**Exercise prompt**
Extract every record, exactly as written, and ignore the pictures.

(Data records)
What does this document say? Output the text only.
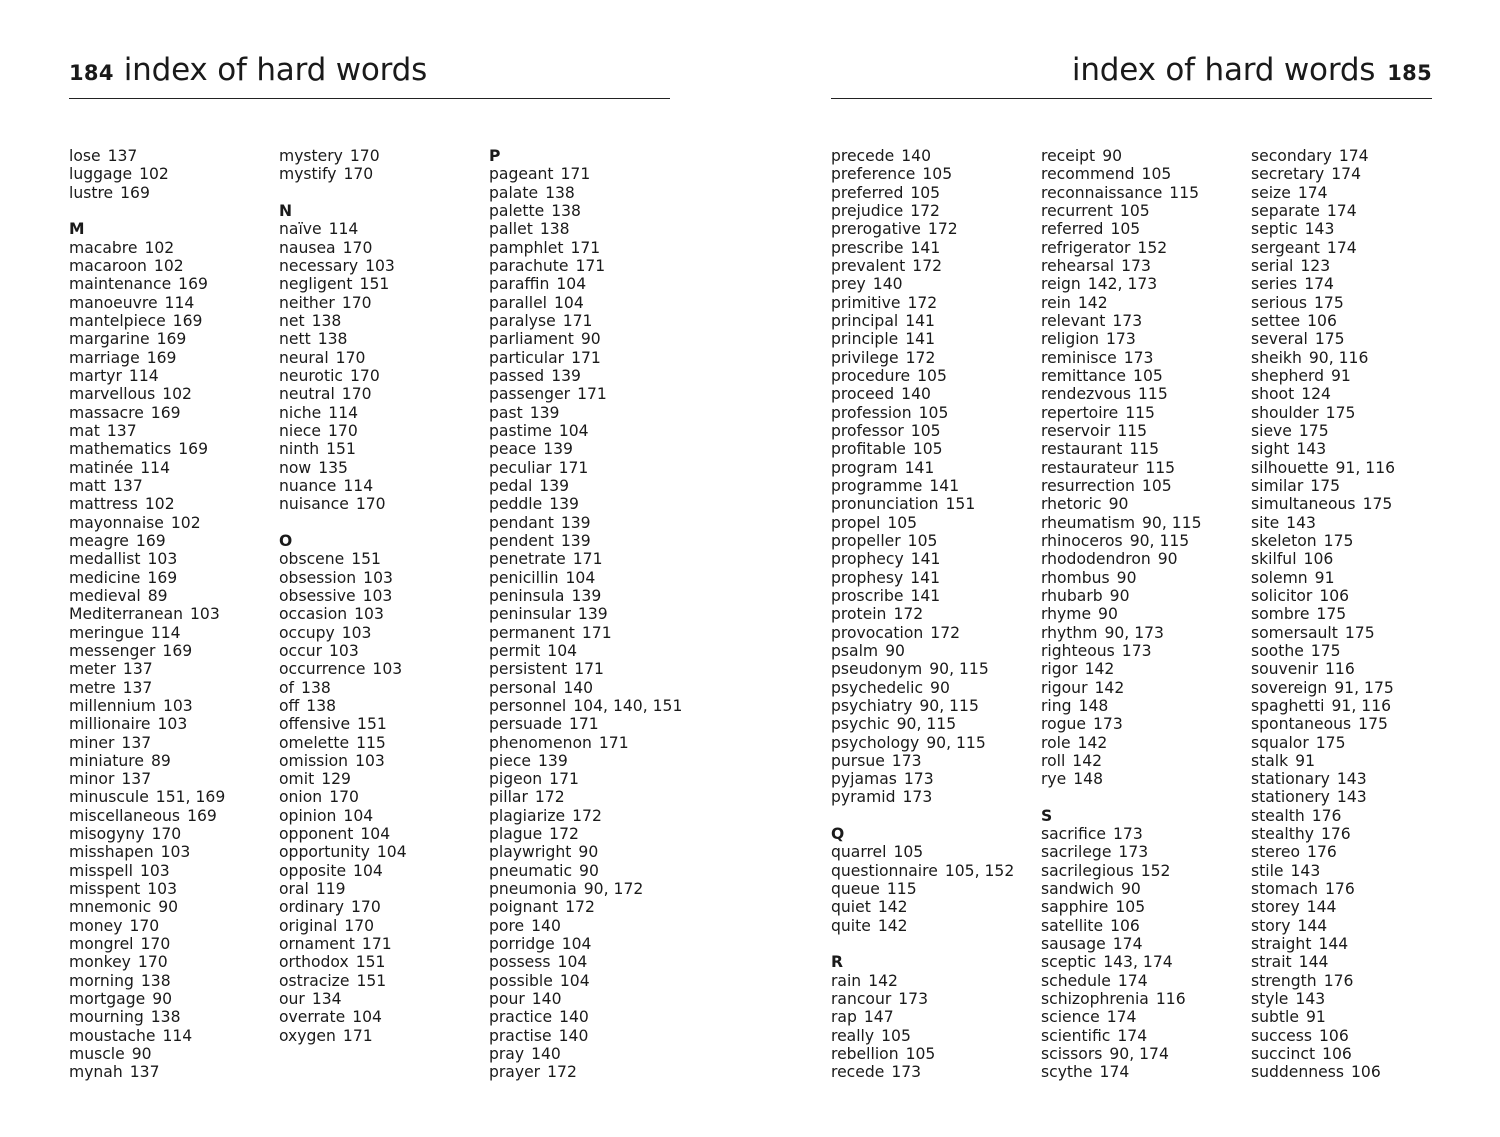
184 index of hard words
lose 137
luggage 102
lustre 169
M
macabre 102
macaroon 102
maintenance 169
manoeuvre 114
mantelpiece 169
margarine 169
marriage 169
martyr 114
marvellous 102
massacre 169
mat 137
mathematics 169
matinée 114
matt 137
mattress 102
mayonnaise 102
meagre 169
medallist 103
medicine 169
medieval 89
Mediterranean 103
meringue 114
messenger 169
meter 137
metre 137
millennium 103
millionaire 103
miner 137
miniature 89
minor 137
minuscule 151, 169
miscellaneous 169
misogyny 170
misshapen 103
misspell 103
misspent 103
mnemonic 90
money 170
mongrel 170
monkey 170
morning 138
mortgage 90
mourning 138
moustache 114
muscle 90
mynah 137
mystery 170
mystify 170
N
naïve 114
nausea 170
necessary 103
negligent 151
neither 170
net 138
nett 138
neural 170
neurotic 170
neutral 170
niche 114
niece 170
ninth 151
now 135
nuance 114
nuisance 170
O
obscene 151
obsession 103
obsessive 103
occasion 103
occupy 103
occur 103
occurrence 103
of 138
off 138
offensive 151
omelette 115
omission 103
omit 129
onion 170
opinion 104
opponent 104
opportunity 104
opposite 104
oral 119
ordinary 170
original 170
ornament 171
orthodox 151
ostracize 151
our 134
overrate 104
oxygen 171
P
pageant 171
palate 138
palette 138
pallet 138
pamphlet 171
parachute 171
paraffin 104
parallel 104
paralyse 171
parliament 90
particular 171
passed 139
passenger 171
past 139
pastime 104
peace 139
peculiar 171
pedal 139
peddle 139
pendant 139
pendent 139
penetrate 171
penicillin 104
peninsula 139
peninsular 139
permanent 171
permit 104
persistent 171
personal 140
personnel 104, 140, 151
persuade 171
phenomenon 171
piece 139
pigeon 171
pillar 172
plagiarize 172
plague 172
playwright 90
pneumatic 90
pneumonia 90, 172
poignant 172
pore 140
porridge 104
possess 104
possible 104
pour 140
practice 140
practise 140
pray 140
prayer 172
index of hard words 185
precede 140
preference 105
preferred 105
prejudice 172
prerogative 172
prescribe 141
prevalent 172
prey 140
primitive 172
principal 141
principle 141
privilege 172
procedure 105
proceed 140
profession 105
professor 105
profitable 105
program 141
programme 141
pronunciation 151
propel 105
propeller 105
prophecy 141
prophesy 141
proscribe 141
protein 172
provocation 172
psalm 90
pseudonym 90, 115
psychedelic 90
psychiatry 90, 115
psychic 90, 115
psychology 90, 115
pursue 173
pyjamas 173
pyramid 173
Q
quarrel 105
questionnaire 105, 152
queue 115
quiet 142
quite 142
R
rain 142
rancour 173
rap 147
really 105
rebellion 105
recede 173
receipt 90
recommend 105
reconnaissance 115
recurrent 105
referred 105
refrigerator 152
rehearsal 173
reign 142, 173
rein 142
relevant 173
religion 173
reminisce 173
remittance 105
rendezvous 115
repertoire 115
reservoir 115
restaurant 115
restaurateur 115
resurrection 105
rhetoric 90
rheumatism 90, 115
rhinoceros 90, 115
rhododendron 90
rhombus 90
rhubarb 90
rhyme 90
rhythm 90, 173
righteous 173
rigor 142
rigour 142
ring 148
rogue 173
role 142
roll 142
rye 148
S
sacrifice 173
sacrilege 173
sacrilegious 152
sandwich 90
sapphire 105
satellite 106
sausage 174
sceptic 143, 174
schedule 174
schizophrenia 116
science 174
scientific 174
scissors 90, 174
scythe 174
secondary 174
secretary 174
seize 174
separate 174
septic 143
sergeant 174
serial 123
series 174
serious 175
settee 106
several 175
sheikh 90, 116
shepherd 91
shoot 124
shoulder 175
sieve 175
sight 143
silhouette 91, 116
similar 175
simultaneous 175
site 143
skeleton 175
skilful 106
solemn 91
solicitor 106
sombre 175
somersault 175
soothe 175
souvenir 116
sovereign 91, 175
spaghetti 91, 116
spontaneous 175
squalor 175
stalk 91
stationary 143
stationery 143
stealth 176
stealthy 176
stereo 176
stile 143
stomach 176
storey 144
story 144
straight 144
strait 144
strength 176
style 143
subtle 91
success 106
succinct 106
suddenness 106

**Exercise response**
What does this document say? Output the text only.
184 index of hard words
lose 137
luggage 102
lustre 169
M
macabre 102
macaroon 102
maintenance 169
manoeuvre 114
mantelpiece 169
margarine 169
marriage 169
martyr 114
marvellous 102
massacre 169
mat 137
mathematics 169
matinée 114
matt 137
mattress 102
mayonnaise 102
meagre 169
medallist 103
medicine 169
medieval 89
Mediterranean 103
meringue 114
messenger 169
meter 137
metre 137
millennium 103
millionaire 103
miner 137
miniature 89
minor 137
minuscule 151, 169
miscellaneous 169
misogyny 170
misshapen 103
misspell 103
misspent 103
mnemonic 90
money 170
mongrel 170
monkey 170
morning 138
mortgage 90
mourning 138
moustache 114
muscle 90
mynah 137
mystery 170
mystify 170
N
naïve 114
nausea 170
necessary 103
negligent 151
neither 170
net 138
nett 138
neural 170
neurotic 170
neutral 170
niche 114
niece 170
ninth 151
now 135
nuance 114
nuisance 170
O
obscene 151
obsession 103
obsessive 103
occasion 103
occupy 103
occur 103
occurrence 103
of 138
off 138
offensive 151
omelette 115
omission 103
omit 129
onion 170
opinion 104
opponent 104
opportunity 104
opposite 104
oral 119
ordinary 170
original 170
ornament 171
orthodox 151
ostracize 151
our 134
overrate 104
oxygen 171
P
pageant 171
palate 138
palette 138
pallet 138
pamphlet 171
parachute 171
paraffin 104
parallel 104
paralyse 171
parliament 90
particular 171
passed 139
passenger 171
past 139
pastime 104
peace 139
peculiar 171
pedal 139
peddle 139
pendant 139
pendent 139
penetrate 171
penicillin 104
peninsula 139
peninsular 139
permanent 171
permit 104
persistent 171
personal 140
personnel 104, 140, 151
persuade 171
phenomenon 171
piece 139
pigeon 171
pillar 172
plagiarize 172
plague 172
playwright 90
pneumatic 90
pneumonia 90, 172
poignant 172
pore 140
porridge 104
possess 104
possible 104
pour 140
practice 140
practise 140
pray 140
prayer 172
index of hard words 185
precede 140
preference 105
preferred 105
prejudice 172
prerogative 172
prescribe 141
prevalent 172
prey 140
primitive 172
principal 141
principle 141
privilege 172
procedure 105
proceed 140
profession 105
professor 105
profitable 105
program 141
programme 141
pronunciation 151
propel 105
propeller 105
prophecy 141
prophesy 141
proscribe 141
protein 172
provocation 172
psalm 90
pseudonym 90, 115
psychedelic 90
psychiatry 90, 115
psychic 90, 115
psychology 90, 115
pursue 173
pyjamas 173
pyramid 173
Q
quarrel 105
questionnaire 105, 152
queue 115
quiet 142
quite 142
R
rain 142
rancour 173
rap 147
really 105
rebellion 105
recede 173
receipt 90
recommend 105
reconnaissance 115
recurrent 105
referred 105
refrigerator 152
rehearsal 173
reign 142, 173
rein 142
relevant 173
religion 173
reminisce 173
remittance 105
rendezvous 115
repertoire 115
reservoir 115
restaurant 115
restaurateur 115
resurrection 105
rhetoric 90
rheumatism 90, 115
rhinoceros 90, 115
rhododendron 90
rhombus 90
rhubarb 90
rhyme 90
rhythm 90, 173
righteous 173
rigor 142
rigour 142
ring 148
rogue 173
role 142
roll 142
rye 148
S
sacrifice 173
sacrilege 173
sacrilegious 152
sandwich 90
sapphire 105
satellite 106
sausage 174
sceptic 143, 174
schedule 174
schizophrenia 116
science 174
scientific 174
scissors 90, 174
scythe 174
secondary 174
secretary 174
seize 174
separate 174
septic 143
sergeant 174
serial 123
series 174
serious 175
settee 106
several 175
sheikh 90, 116
shepherd 91
shoot 124
shoulder 175
sieve 175
sight 143
silhouette 91, 116
similar 175
simultaneous 175
site 143
skeleton 175
skilful 106
solemn 91
solicitor 106
sombre 175
somersault 175
soothe 175
souvenir 116
sovereign 91, 175
spaghetti 91, 116
spontaneous 175
squalor 175
stalk 91
stationary 143
stationery 143
stealth 176
stealthy 176
stereo 176
stile 143
stomach 176
storey 144
story 144
straight 144
strait 144
strength 176
style 143
subtle 91
success 106
succinct 106
suddenness 106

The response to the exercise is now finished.